-- begin Given information --

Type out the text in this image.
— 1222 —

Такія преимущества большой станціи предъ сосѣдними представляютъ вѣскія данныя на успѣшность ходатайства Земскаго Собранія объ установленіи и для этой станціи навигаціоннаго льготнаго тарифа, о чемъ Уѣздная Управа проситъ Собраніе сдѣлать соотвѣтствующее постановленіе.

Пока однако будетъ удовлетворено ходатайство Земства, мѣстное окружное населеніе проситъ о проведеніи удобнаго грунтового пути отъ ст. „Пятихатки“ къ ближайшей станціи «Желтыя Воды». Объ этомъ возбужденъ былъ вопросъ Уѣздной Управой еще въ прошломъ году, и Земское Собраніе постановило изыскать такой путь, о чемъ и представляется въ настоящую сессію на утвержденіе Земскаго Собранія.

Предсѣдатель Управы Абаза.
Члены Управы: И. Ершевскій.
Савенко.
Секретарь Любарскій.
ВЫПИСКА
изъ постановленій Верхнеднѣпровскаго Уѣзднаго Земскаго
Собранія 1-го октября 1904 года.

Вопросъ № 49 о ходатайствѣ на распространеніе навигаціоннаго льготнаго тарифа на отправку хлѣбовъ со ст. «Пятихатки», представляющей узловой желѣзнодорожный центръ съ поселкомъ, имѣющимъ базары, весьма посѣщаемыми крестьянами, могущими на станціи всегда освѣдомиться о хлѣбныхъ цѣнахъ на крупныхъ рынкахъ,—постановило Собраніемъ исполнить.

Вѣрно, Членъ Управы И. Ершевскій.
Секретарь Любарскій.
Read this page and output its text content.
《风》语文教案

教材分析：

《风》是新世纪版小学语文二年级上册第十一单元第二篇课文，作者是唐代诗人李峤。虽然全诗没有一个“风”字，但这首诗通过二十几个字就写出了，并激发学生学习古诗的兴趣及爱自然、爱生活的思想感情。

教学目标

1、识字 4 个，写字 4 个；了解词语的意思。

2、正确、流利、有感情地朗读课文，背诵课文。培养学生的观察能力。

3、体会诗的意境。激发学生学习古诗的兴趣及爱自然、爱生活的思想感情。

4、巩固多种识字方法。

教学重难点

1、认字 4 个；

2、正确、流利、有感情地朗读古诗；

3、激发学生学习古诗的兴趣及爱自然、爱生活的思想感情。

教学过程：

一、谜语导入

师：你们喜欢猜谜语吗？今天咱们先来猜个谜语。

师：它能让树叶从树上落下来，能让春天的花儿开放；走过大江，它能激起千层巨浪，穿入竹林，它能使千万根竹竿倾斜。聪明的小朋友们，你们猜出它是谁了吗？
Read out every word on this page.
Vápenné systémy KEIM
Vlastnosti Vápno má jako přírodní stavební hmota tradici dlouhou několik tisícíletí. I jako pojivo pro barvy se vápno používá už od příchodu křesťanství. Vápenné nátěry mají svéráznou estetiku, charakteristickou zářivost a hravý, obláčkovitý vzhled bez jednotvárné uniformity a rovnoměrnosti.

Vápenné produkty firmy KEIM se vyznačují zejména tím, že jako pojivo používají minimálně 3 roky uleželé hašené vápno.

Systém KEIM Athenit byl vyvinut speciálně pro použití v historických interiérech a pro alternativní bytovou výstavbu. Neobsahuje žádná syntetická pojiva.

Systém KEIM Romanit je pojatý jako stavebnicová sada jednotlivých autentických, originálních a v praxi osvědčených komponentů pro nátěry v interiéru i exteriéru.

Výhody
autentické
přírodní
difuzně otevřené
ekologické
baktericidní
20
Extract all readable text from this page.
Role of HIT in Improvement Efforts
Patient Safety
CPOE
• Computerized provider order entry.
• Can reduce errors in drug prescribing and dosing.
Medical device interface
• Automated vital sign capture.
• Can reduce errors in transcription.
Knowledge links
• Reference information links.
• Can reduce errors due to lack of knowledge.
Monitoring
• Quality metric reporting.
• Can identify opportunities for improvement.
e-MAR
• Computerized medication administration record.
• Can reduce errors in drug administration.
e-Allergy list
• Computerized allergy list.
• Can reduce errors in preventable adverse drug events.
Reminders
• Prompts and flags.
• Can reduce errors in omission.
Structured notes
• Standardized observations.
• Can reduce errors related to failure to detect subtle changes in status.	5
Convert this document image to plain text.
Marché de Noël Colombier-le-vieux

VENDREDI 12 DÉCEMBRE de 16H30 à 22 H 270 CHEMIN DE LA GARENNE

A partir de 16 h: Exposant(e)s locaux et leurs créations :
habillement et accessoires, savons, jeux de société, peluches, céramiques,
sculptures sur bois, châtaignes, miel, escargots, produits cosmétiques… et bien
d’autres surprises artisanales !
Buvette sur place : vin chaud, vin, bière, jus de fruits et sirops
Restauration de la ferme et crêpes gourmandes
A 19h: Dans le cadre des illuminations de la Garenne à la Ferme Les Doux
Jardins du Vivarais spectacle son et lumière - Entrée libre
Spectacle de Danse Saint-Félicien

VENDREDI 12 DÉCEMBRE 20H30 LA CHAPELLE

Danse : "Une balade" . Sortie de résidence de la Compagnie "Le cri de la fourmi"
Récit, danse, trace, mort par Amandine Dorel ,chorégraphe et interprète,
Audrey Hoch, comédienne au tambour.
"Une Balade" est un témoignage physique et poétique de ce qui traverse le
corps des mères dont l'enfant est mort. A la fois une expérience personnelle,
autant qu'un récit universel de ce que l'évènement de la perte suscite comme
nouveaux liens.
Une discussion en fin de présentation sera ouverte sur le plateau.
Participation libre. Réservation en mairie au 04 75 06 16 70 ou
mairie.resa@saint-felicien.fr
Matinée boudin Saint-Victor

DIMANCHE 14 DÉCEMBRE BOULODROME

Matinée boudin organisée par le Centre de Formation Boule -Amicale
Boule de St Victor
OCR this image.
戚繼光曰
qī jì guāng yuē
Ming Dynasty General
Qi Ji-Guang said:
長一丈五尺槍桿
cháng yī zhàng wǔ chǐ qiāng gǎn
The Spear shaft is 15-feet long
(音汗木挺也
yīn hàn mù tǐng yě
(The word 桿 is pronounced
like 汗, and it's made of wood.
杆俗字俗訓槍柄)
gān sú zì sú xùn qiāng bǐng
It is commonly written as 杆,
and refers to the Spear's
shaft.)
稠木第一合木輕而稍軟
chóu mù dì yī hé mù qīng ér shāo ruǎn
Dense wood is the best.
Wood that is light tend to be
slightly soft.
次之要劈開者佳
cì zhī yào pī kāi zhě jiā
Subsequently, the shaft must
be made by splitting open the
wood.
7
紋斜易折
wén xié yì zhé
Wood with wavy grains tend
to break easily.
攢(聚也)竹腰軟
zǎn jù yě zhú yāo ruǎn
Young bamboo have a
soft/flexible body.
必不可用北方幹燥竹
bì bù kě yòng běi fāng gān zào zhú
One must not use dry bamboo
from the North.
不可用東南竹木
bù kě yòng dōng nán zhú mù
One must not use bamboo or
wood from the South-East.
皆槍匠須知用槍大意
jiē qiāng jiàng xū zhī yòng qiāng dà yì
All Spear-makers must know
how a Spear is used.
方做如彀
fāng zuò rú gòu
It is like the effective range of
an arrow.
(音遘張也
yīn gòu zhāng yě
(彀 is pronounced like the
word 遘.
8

-- end Given information --

Exercise goal. On how many lines does the word "mort" appear? Answer with only the number.

Full response. 2